TASK TO CARRY OUT: Going through the material below, please gather all lines with the word "Passing" in them.

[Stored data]
- - - -

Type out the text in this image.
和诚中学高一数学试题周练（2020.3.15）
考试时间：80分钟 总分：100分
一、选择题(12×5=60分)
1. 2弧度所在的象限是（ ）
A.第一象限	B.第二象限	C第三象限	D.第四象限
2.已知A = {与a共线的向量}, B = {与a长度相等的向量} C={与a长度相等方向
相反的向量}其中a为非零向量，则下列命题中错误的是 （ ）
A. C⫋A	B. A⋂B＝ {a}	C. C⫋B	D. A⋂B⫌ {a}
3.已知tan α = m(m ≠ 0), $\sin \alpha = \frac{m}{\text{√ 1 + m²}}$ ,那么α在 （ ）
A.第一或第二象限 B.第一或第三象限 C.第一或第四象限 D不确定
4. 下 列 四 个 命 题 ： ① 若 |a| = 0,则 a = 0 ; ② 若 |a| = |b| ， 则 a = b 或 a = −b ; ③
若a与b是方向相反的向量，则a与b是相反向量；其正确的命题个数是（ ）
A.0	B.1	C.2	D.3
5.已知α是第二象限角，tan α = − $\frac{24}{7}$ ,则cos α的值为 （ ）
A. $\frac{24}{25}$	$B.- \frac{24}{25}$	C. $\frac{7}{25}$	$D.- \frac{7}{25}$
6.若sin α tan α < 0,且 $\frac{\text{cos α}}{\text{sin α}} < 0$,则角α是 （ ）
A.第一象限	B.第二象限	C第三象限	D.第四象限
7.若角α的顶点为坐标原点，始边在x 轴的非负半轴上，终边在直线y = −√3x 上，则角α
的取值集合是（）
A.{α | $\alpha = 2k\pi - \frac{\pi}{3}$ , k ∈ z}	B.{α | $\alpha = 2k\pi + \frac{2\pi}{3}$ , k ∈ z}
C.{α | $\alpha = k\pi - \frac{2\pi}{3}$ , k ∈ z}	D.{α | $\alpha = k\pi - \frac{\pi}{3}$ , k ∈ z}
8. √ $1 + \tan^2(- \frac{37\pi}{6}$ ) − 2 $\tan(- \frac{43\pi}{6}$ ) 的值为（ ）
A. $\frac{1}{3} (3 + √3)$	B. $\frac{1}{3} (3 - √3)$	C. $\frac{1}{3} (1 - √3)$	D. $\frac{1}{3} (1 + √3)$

- - - -

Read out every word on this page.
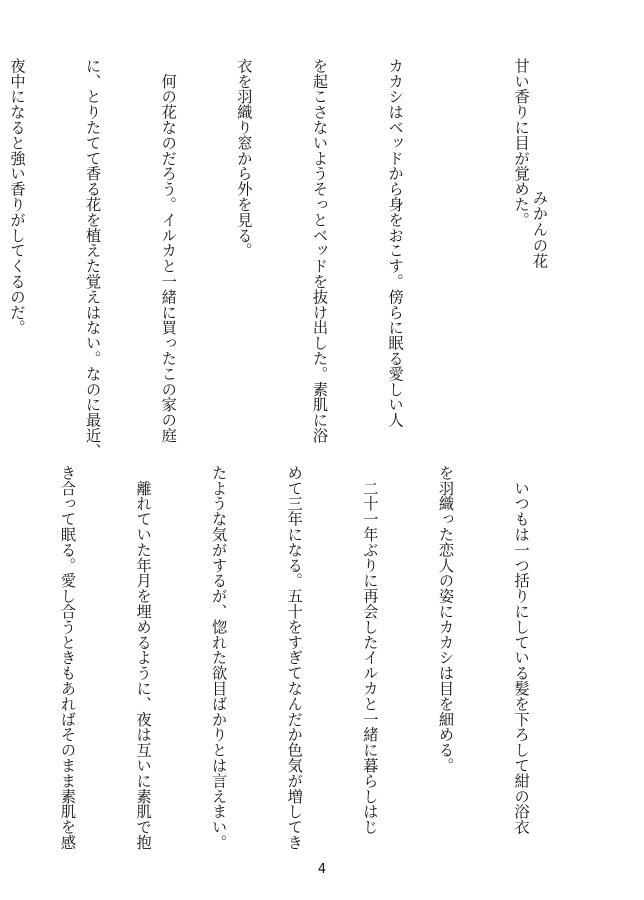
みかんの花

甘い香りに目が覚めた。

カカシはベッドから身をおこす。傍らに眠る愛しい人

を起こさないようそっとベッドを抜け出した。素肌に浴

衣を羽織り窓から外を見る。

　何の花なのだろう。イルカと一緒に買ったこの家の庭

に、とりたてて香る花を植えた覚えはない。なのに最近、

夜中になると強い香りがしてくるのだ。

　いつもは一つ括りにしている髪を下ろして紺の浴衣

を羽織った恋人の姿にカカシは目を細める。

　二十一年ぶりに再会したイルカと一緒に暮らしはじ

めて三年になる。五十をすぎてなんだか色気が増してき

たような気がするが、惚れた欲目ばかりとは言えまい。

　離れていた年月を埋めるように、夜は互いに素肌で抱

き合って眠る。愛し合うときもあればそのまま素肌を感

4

- - - -

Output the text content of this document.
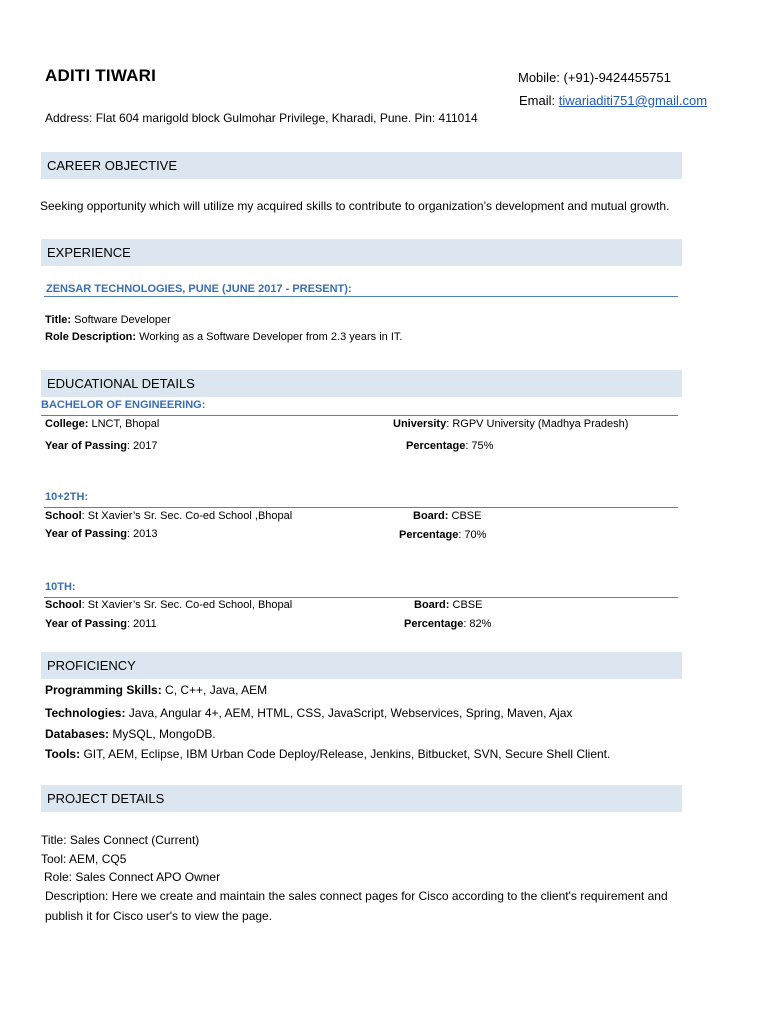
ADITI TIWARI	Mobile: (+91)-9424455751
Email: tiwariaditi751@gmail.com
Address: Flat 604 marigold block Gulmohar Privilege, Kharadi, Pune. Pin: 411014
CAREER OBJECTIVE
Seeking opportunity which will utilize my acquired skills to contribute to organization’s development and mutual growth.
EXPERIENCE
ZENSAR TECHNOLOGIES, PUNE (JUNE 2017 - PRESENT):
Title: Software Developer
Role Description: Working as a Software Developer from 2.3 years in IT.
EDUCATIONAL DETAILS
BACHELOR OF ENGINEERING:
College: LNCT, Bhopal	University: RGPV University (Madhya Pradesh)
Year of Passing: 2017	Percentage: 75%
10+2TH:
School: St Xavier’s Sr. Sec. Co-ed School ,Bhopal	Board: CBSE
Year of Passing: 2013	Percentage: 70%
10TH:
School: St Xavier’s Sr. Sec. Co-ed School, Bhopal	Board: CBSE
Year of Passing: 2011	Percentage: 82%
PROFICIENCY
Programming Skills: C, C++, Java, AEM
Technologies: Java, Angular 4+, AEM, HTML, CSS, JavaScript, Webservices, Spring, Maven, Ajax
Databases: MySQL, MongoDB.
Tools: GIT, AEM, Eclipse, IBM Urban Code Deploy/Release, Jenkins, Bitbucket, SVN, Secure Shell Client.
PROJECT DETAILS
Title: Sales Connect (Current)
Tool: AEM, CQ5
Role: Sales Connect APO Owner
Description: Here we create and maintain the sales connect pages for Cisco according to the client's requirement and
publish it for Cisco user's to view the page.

- - - -

ANSWER TO THIS PROBLEM:
Year of Passing: 2017	Percentage: 75%
Year of Passing: 2013	Percentage: 70%
Year of Passing: 2011	Percentage: 82%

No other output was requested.